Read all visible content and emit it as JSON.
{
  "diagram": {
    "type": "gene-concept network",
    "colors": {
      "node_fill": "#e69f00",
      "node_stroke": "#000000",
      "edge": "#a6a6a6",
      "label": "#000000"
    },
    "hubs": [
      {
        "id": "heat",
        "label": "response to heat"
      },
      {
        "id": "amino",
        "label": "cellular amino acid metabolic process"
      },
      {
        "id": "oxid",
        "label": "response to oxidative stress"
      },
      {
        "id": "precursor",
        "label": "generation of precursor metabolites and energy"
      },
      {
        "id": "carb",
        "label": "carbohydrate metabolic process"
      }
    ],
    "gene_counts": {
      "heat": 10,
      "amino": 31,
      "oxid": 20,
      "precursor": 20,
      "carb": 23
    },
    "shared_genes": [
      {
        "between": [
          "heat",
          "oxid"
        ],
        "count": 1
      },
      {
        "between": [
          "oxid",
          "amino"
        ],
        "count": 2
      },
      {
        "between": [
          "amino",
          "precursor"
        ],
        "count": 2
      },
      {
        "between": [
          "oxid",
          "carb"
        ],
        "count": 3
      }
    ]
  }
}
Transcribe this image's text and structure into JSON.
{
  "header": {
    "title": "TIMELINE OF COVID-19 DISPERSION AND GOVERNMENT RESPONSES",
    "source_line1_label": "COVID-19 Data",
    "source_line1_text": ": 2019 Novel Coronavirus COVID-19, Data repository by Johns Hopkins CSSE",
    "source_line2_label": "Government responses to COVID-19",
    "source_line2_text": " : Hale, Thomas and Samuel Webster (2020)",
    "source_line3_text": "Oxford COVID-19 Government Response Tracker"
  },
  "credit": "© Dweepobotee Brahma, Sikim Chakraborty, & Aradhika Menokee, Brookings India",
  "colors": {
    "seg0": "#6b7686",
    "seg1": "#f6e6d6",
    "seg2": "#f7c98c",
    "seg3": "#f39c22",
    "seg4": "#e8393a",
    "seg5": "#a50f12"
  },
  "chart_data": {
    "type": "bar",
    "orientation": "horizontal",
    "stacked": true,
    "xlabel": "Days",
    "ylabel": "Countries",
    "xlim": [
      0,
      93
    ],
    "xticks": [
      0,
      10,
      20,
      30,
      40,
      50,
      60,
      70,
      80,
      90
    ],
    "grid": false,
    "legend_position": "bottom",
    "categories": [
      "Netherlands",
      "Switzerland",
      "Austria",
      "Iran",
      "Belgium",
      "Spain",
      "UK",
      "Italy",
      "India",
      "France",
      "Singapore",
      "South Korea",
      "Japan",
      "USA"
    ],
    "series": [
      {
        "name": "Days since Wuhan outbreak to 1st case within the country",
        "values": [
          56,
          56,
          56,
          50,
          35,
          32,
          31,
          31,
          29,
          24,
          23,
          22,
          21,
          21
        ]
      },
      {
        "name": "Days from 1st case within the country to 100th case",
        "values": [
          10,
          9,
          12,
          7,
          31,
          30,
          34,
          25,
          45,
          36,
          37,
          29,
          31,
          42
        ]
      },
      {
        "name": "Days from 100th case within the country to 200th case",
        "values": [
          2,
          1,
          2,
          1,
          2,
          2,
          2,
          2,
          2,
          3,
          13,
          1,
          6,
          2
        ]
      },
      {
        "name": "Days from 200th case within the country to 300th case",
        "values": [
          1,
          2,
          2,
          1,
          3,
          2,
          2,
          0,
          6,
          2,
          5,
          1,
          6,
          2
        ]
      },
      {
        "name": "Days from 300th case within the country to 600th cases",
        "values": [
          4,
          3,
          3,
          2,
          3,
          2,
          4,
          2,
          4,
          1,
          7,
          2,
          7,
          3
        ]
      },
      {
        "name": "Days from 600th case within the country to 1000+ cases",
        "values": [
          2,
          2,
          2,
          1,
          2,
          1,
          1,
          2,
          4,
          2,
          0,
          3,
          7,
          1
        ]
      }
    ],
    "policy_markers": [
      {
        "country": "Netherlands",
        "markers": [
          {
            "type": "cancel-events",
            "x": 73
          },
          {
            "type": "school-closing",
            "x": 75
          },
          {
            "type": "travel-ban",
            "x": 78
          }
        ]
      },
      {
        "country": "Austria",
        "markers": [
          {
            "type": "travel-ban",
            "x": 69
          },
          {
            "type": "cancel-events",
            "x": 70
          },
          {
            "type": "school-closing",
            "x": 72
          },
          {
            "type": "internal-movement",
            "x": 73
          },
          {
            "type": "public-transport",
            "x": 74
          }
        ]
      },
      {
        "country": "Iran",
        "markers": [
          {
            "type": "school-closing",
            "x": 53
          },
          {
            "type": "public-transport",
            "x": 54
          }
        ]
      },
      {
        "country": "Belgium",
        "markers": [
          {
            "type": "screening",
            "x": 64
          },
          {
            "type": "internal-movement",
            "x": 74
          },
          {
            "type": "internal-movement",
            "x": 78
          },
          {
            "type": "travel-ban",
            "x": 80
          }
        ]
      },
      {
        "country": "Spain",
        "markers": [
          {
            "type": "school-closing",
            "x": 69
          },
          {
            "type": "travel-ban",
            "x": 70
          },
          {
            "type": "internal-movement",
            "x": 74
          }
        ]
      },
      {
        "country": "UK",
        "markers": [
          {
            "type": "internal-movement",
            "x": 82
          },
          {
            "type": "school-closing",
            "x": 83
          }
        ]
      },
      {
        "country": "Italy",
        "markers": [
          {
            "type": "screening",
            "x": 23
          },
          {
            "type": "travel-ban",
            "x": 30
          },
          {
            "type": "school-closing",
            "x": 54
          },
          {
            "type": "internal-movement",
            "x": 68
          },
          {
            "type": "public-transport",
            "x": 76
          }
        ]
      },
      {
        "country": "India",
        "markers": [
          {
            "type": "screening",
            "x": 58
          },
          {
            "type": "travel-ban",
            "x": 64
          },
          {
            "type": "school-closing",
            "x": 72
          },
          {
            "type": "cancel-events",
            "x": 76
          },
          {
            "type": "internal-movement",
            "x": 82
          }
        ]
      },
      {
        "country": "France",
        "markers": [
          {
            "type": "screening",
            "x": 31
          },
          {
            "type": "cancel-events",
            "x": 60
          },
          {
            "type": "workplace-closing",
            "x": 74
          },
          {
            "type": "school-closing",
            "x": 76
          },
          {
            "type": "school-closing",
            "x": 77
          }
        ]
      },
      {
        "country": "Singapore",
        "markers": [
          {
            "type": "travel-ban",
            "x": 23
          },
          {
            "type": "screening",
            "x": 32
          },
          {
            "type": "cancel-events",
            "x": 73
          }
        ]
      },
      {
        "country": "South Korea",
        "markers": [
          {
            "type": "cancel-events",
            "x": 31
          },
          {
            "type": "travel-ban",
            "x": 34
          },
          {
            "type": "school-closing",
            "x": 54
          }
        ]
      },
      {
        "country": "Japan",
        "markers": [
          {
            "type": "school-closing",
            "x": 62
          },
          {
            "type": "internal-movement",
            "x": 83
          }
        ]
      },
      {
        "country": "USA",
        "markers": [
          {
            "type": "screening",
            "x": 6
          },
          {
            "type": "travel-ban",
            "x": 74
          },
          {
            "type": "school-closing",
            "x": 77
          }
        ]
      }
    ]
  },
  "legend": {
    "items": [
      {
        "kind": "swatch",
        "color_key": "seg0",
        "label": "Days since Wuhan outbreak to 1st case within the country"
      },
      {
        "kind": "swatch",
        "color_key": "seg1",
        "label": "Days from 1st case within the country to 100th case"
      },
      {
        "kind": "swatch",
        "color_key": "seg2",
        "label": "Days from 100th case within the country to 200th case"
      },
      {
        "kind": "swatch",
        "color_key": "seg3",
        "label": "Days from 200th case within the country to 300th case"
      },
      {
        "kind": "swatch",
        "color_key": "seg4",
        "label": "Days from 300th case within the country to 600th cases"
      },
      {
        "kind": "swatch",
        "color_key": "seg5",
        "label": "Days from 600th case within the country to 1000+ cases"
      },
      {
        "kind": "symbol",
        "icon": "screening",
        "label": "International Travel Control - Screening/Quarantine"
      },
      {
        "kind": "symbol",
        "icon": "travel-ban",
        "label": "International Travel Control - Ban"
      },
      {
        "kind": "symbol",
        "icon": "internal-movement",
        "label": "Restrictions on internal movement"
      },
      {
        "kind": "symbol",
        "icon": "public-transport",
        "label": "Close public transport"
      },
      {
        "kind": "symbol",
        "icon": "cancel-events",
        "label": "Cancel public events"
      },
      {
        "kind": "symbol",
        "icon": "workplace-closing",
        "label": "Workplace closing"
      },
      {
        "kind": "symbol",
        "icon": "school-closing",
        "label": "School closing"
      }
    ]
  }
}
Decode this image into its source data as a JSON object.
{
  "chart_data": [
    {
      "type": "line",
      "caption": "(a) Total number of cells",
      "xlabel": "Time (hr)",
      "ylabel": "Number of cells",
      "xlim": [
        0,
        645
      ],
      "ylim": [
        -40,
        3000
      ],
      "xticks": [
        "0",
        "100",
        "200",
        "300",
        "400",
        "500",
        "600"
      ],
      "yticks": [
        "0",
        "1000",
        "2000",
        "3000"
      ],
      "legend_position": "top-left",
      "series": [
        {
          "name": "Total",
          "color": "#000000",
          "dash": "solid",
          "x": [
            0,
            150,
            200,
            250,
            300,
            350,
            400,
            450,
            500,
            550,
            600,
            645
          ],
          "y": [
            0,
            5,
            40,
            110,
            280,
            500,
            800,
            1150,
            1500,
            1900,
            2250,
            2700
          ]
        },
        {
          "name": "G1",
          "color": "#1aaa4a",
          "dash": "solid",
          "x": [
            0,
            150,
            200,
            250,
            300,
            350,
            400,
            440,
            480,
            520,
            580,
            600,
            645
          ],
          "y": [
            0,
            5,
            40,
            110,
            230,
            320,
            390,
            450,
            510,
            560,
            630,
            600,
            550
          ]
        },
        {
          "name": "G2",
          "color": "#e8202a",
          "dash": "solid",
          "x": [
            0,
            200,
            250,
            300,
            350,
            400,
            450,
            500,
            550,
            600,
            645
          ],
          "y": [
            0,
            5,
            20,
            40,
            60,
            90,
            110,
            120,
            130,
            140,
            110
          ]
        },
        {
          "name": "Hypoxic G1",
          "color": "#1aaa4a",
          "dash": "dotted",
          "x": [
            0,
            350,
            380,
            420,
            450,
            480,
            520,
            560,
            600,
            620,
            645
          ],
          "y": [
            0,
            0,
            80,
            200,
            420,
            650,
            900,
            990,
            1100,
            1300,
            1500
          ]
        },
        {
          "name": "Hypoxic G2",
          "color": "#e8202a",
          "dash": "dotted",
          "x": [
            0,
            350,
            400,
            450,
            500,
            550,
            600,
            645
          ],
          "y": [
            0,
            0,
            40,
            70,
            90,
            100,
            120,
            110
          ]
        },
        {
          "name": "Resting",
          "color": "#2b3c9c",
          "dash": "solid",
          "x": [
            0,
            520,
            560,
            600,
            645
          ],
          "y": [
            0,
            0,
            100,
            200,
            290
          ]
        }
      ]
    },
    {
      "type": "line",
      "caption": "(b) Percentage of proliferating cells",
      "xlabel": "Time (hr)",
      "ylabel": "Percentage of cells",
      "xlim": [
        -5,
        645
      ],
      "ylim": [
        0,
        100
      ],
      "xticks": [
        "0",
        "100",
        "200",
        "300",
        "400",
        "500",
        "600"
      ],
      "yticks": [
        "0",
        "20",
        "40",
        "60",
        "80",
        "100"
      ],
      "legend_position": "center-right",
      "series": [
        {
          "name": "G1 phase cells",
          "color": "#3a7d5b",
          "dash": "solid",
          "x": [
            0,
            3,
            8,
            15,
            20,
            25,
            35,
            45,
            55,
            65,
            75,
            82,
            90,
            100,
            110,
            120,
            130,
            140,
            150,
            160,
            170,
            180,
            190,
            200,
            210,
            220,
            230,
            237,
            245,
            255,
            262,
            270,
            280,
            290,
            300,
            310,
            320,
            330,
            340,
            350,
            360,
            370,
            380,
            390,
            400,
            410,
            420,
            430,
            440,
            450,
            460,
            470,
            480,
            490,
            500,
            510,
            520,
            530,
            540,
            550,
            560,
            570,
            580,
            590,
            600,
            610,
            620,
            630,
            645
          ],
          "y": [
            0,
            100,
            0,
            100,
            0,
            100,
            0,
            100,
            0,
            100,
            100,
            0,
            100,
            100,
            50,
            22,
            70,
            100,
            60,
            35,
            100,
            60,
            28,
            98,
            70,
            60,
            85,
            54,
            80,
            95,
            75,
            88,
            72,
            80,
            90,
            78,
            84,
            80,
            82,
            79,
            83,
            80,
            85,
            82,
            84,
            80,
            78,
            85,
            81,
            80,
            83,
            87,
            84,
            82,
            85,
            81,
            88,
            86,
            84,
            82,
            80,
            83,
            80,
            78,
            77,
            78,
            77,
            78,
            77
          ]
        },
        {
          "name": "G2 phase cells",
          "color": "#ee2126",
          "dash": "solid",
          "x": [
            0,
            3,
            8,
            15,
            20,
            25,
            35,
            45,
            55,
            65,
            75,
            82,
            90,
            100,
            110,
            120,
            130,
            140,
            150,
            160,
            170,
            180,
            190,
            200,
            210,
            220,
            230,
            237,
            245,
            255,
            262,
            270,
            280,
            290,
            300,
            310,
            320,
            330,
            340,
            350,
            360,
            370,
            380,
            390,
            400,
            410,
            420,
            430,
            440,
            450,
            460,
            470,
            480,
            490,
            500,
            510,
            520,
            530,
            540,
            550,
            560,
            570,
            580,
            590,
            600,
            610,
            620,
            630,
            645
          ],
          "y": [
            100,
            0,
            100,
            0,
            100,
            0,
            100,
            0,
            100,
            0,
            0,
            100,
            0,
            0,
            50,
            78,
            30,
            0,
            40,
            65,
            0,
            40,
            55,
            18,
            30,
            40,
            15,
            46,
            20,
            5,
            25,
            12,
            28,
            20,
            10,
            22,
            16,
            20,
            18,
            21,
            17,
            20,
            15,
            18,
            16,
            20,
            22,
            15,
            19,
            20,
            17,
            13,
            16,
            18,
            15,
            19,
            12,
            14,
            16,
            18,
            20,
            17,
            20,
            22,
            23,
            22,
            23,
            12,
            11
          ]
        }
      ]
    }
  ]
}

§ **Work to complete**:
Wherever the string "heat" occurs in the entries, copy that whole line.

§ **Written response**:
        "id": "heat",
        "label": "response to heat"
      "heat": 10,
          "heat",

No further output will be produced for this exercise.